Search the listing for "this" and copy every line where it appears.

[Items listed in a dataset]
»»

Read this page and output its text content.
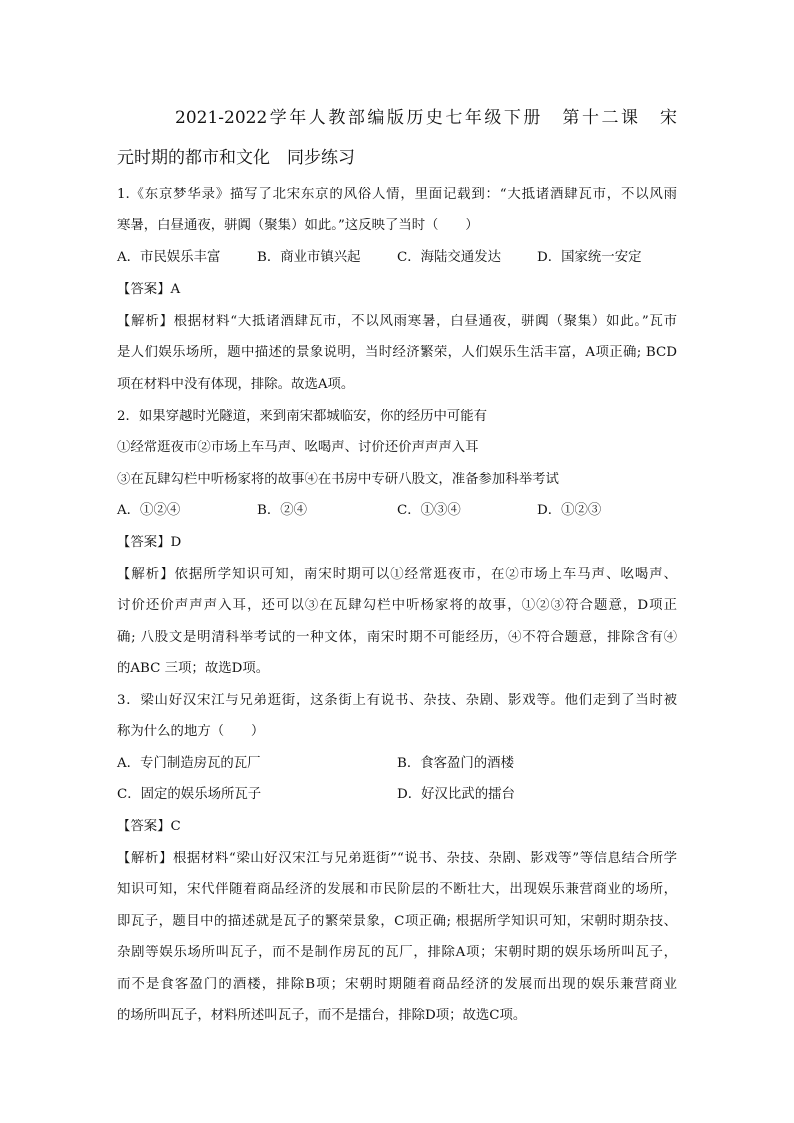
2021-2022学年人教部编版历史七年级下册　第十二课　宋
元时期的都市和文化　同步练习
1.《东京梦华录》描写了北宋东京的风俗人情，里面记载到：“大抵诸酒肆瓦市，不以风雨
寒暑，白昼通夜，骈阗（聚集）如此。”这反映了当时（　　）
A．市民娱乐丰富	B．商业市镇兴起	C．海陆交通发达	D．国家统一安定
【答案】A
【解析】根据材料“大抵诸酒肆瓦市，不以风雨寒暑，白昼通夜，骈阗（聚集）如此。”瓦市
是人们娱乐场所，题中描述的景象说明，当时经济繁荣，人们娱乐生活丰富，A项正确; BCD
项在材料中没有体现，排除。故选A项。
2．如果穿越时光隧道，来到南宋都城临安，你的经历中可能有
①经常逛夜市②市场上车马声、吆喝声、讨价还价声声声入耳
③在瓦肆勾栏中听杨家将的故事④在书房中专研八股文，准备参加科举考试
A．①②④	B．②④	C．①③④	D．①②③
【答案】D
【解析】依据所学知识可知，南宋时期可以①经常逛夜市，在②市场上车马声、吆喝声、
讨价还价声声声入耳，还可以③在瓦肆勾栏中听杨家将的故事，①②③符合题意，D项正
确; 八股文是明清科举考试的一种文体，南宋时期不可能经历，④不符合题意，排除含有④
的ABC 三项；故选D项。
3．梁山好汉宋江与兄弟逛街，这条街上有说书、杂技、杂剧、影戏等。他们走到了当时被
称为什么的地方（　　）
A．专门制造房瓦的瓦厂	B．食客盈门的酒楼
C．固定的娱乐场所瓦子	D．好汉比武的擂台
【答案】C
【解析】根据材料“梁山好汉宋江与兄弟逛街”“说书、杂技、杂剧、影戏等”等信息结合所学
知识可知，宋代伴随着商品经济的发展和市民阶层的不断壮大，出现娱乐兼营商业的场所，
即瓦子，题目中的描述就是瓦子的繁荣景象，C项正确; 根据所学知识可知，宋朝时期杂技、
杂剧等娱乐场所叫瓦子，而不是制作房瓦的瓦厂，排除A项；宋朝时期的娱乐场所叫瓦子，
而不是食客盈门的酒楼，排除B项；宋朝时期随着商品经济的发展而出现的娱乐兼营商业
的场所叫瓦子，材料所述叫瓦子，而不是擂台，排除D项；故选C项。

««
»»

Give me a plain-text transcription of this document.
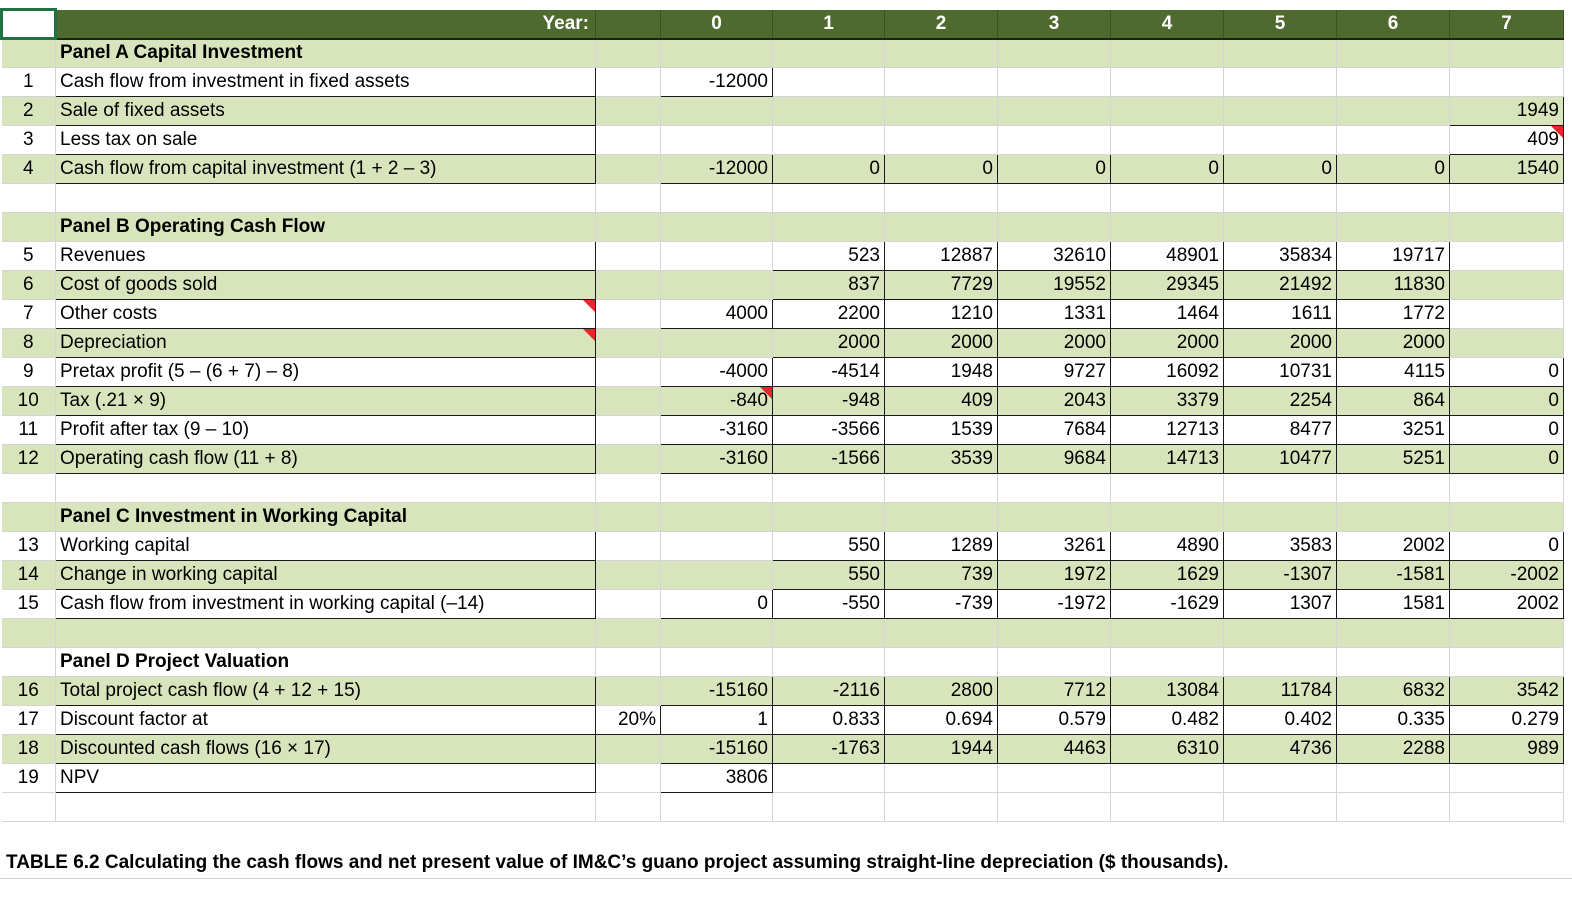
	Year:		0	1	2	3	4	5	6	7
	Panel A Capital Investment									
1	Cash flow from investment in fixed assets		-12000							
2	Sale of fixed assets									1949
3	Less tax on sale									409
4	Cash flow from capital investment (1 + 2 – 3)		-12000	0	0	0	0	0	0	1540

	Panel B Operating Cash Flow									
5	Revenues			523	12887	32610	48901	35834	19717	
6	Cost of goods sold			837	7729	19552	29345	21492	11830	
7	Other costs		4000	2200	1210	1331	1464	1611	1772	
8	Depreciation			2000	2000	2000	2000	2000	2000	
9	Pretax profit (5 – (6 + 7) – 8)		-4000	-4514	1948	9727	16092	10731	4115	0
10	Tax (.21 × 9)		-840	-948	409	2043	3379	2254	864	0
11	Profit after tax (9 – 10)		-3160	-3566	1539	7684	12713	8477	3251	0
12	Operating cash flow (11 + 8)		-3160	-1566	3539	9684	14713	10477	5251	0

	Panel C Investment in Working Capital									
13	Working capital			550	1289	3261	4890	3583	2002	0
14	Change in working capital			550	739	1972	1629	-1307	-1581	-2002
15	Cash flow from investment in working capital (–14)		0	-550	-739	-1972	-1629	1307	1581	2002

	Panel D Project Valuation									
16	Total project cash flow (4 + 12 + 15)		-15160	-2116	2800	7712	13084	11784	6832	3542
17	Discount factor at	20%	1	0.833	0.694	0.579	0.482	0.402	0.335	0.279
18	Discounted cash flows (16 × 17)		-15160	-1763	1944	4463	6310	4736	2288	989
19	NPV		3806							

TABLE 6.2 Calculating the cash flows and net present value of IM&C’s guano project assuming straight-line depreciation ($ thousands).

««

** Written answer **
Read this page and output its text content.
Give me a plain-text transcription of this document.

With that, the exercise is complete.